[INSTRUCTIONS TO FOLLOW]: You are to retype all of the data exactly as it appears.

* begin TASK MATERIAL *

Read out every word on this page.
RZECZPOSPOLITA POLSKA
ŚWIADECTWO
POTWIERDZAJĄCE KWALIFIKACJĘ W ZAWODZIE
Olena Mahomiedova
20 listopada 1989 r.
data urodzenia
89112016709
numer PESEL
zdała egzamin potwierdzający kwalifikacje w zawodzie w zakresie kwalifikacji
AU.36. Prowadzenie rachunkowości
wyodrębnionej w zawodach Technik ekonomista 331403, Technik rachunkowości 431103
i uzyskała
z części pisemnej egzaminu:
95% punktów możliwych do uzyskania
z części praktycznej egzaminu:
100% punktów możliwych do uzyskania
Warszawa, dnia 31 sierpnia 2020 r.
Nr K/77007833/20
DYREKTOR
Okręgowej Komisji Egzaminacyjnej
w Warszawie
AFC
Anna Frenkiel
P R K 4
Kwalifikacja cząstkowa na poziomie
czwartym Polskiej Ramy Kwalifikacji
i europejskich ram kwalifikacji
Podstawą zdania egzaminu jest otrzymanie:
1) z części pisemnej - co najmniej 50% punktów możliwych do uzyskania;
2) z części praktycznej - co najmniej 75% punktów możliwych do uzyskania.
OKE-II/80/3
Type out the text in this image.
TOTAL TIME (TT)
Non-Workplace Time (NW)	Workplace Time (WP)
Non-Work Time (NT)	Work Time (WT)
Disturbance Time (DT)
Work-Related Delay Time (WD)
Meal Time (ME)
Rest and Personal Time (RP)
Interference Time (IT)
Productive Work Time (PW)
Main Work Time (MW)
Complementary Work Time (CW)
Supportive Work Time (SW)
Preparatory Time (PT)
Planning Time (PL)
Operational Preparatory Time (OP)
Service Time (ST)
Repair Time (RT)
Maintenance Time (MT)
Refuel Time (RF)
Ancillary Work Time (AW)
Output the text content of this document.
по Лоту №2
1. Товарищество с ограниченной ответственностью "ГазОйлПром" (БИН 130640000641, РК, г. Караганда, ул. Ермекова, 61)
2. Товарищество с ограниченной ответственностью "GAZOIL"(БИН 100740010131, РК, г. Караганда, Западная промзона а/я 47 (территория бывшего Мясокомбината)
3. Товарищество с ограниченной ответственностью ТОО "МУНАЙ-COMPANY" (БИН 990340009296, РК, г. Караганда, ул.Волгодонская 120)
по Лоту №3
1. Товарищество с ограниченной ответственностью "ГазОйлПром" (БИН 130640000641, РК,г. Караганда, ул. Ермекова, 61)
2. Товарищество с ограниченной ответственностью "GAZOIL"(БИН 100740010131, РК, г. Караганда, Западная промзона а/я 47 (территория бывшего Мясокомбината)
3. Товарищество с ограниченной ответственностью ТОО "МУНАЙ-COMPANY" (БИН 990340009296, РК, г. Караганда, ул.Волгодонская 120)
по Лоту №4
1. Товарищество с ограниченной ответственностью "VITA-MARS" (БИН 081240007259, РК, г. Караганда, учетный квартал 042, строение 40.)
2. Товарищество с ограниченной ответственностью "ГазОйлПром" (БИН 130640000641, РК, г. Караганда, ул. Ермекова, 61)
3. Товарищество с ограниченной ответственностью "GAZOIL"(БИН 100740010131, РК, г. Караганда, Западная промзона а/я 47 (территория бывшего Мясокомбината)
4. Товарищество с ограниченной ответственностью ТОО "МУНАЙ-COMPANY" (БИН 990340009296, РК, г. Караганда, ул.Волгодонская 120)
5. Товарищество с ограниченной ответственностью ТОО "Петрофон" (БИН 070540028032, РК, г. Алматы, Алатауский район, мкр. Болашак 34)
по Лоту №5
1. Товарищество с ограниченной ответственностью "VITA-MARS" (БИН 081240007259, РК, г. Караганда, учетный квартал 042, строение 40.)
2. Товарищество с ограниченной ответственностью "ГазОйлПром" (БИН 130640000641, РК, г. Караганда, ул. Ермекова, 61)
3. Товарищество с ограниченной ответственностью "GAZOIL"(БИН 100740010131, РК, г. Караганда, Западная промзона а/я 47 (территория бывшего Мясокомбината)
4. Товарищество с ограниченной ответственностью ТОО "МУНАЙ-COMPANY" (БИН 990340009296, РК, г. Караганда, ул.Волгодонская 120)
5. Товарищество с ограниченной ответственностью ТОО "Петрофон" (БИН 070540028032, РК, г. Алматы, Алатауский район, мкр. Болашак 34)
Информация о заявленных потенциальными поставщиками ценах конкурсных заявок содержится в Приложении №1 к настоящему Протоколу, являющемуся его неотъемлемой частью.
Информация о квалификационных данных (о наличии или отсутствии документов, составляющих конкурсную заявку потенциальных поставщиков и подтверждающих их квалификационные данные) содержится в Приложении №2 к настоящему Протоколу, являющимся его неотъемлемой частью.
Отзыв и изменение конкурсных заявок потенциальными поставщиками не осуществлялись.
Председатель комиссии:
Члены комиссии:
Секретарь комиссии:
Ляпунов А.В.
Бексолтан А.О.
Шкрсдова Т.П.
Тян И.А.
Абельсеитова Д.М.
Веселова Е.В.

* end TASK MATERIAL *

[SOLUTION TO THE PROBLEM]:
Read out every word on this page.
RZECZPOSPOLITA POLSKA
ŚWIADECTWO
POTWIERDZAJĄCE KWALIFIKACJĘ W ZAWODZIE
Olena Mahomiedova
20 listopada 1989 r.
data urodzenia
89112016709
numer PESEL
zdała egzamin potwierdzający kwalifikacje w zawodzie w zakresie kwalifikacji
AU.36. Prowadzenie rachunkowości
wyodrębnionej w zawodach Technik ekonomista 331403, Technik rachunkowości 431103
i uzyskała
z części pisemnej egzaminu:
95% punktów możliwych do uzyskania
z części praktycznej egzaminu:
100% punktów możliwych do uzyskania
Warszawa, dnia 31 sierpnia 2020 r.
Nr K/77007833/20
DYREKTOR
Okręgowej Komisji Egzaminacyjnej
w Warszawie
AFC
Anna Frenkiel
P R K 4
Kwalifikacja cząstkowa na poziomie
czwartym Polskiej Ramy Kwalifikacji
i europejskich ram kwalifikacji
Podstawą zdania egzaminu jest otrzymanie:
1) z części pisemnej - co najmniej 50% punktów możliwych do uzyskania;
2) z części praktycznej - co najmniej 75% punktów możliwych do uzyskania.
OKE-II/80/3
Type out the text in this image.
TOTAL TIME (TT)
Non-Workplace Time (NW)	Workplace Time (WP)
Non-Work Time (NT)	Work Time (WT)
Disturbance Time (DT)
Work-Related Delay Time (WD)
Meal Time (ME)
Rest and Personal Time (RP)
Interference Time (IT)
Productive Work Time (PW)
Main Work Time (MW)
Complementary Work Time (CW)
Supportive Work Time (SW)
Preparatory Time (PT)
Planning Time (PL)
Operational Preparatory Time (OP)
Service Time (ST)
Repair Time (RT)
Maintenance Time (MT)
Refuel Time (RF)
Ancillary Work Time (AW)
Output the text content of this document.
по Лоту №2
1. Товарищество с ограниченной ответственностью "ГазОйлПром" (БИН 130640000641, РК, г. Караганда, ул. Ермекова, 61)
2. Товарищество с ограниченной ответственностью "GAZOIL"(БИН 100740010131, РК, г. Караганда, Западная промзона а/я 47 (территория бывшего Мясокомбината)
3. Товарищество с ограниченной ответственностью ТОО "МУНАЙ-COMPANY" (БИН 990340009296, РК, г. Караганда, ул.Волгодонская 120)
по Лоту №3
1. Товарищество с ограниченной ответственностью "ГазОйлПром" (БИН 130640000641, РК,г. Караганда, ул. Ермекова, 61)
2. Товарищество с ограниченной ответственностью "GAZOIL"(БИН 100740010131, РК, г. Караганда, Западная промзона а/я 47 (территория бывшего Мясокомбината)
3. Товарищество с ограниченной ответственностью ТОО "МУНАЙ-COMPANY" (БИН 990340009296, РК, г. Караганда, ул.Волгодонская 120)
по Лоту №4
1. Товарищество с ограниченной ответственностью "VITA-MARS" (БИН 081240007259, РК, г. Караганда, учетный квартал 042, строение 40.)
2. Товарищество с ограниченной ответственностью "ГазОйлПром" (БИН 130640000641, РК, г. Караганда, ул. Ермекова, 61)
3. Товарищество с ограниченной ответственностью "GAZOIL"(БИН 100740010131, РК, г. Караганда, Западная промзона а/я 47 (территория бывшего Мясокомбината)
4. Товарищество с ограниченной ответственностью ТОО "МУНАЙ-COMPANY" (БИН 990340009296, РК, г. Караганда, ул.Волгодонская 120)
5. Товарищество с ограниченной ответственностью ТОО "Петрофон" (БИН 070540028032, РК, г. Алматы, Алатауский район, мкр. Болашак 34)
по Лоту №5
1. Товарищество с ограниченной ответственностью "VITA-MARS" (БИН 081240007259, РК, г. Караганда, учетный квартал 042, строение 40.)
2. Товарищество с ограниченной ответственностью "ГазОйлПром" (БИН 130640000641, РК, г. Караганда, ул. Ермекова, 61)
3. Товарищество с ограниченной ответственностью "GAZOIL"(БИН 100740010131, РК, г. Караганда, Западная промзона а/я 47 (территория бывшего Мясокомбината)
4. Товарищество с ограниченной ответственностью ТОО "МУНАЙ-COMPANY" (БИН 990340009296, РК, г. Караганда, ул.Волгодонская 120)
5. Товарищество с ограниченной ответственностью ТОО "Петрофон" (БИН 070540028032, РК, г. Алматы, Алатауский район, мкр. Болашак 34)
Информация о заявленных потенциальными поставщиками ценах конкурсных заявок содержится в Приложении №1 к настоящему Протоколу, являющемуся его неотъемлемой частью.
Информация о квалификационных данных (о наличии или отсутствии документов, составляющих конкурсную заявку потенциальных поставщиков и подтверждающих их квалификационные данные) содержится в Приложении №2 к настоящему Протоколу, являющимся его неотъемлемой частью.
Отзыв и изменение конкурсных заявок потенциальными поставщиками не осуществлялись.
Председатель комиссии:
Члены комиссии:
Секретарь комиссии:
Ляпунов А.В.
Бексолтан А.О.
Шкрсдова Т.П.
Тян И.А.
Абельсеитова Д.М.
Веселова Е.В.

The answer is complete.